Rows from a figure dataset
* * * *

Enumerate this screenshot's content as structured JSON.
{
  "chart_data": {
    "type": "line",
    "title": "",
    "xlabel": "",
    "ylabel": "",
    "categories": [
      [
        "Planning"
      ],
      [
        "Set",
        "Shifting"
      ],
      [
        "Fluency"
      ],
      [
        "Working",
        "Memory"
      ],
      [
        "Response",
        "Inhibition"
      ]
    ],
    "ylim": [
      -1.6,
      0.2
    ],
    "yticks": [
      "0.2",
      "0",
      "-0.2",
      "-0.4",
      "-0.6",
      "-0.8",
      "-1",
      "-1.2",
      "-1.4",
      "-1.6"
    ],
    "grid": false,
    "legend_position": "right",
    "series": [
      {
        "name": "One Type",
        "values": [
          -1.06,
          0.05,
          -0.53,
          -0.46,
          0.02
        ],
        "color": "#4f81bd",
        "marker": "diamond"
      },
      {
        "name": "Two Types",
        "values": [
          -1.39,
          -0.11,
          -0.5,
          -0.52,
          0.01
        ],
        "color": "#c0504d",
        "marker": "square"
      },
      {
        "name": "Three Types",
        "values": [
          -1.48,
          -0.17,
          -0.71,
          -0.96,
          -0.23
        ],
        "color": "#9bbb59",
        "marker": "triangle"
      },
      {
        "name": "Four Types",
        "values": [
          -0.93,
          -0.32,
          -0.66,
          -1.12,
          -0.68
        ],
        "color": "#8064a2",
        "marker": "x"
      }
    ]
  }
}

* * * *

# DIRECTION
Restate the listing above word for word.

# FULL OUTPUT
Enumerate this screenshot's content as structured JSON.
{
  "chart_data": {
    "type": "line",
    "title": "",
    "xlabel": "",
    "ylabel": "",
    "categories": [
      [
        "Planning"
      ],
      [
        "Set",
        "Shifting"
      ],
      [
        "Fluency"
      ],
      [
        "Working",
        "Memory"
      ],
      [
        "Response",
        "Inhibition"
      ]
    ],
    "ylim": [
      -1.6,
      0.2
    ],
    "yticks": [
      "0.2",
      "0",
      "-0.2",
      "-0.4",
      "-0.6",
      "-0.8",
      "-1",
      "-1.2",
      "-1.4",
      "-1.6"
    ],
    "grid": false,
    "legend_position": "right",
    "series": [
      {
        "name": "One Type",
        "values": [
          -1.06,
          0.05,
          -0.53,
          -0.46,
          0.02
        ],
        "color": "#4f81bd",
        "marker": "diamond"
      },
      {
        "name": "Two Types",
        "values": [
          -1.39,
          -0.11,
          -0.5,
          -0.52,
          0.01
        ],
        "color": "#c0504d",
        "marker": "square"
      },
      {
        "name": "Three Types",
        "values": [
          -1.48,
          -0.17,
          -0.71,
          -0.96,
          -0.23
        ],
        "color": "#9bbb59",
        "marker": "triangle"
      },
      {
        "name": "Four Types",
        "values": [
          -0.93,
          -0.32,
          -0.66,
          -1.12,
          -0.68
        ],
        "color": "#8064a2",
        "marker": "x"
      }
    ]
  }
}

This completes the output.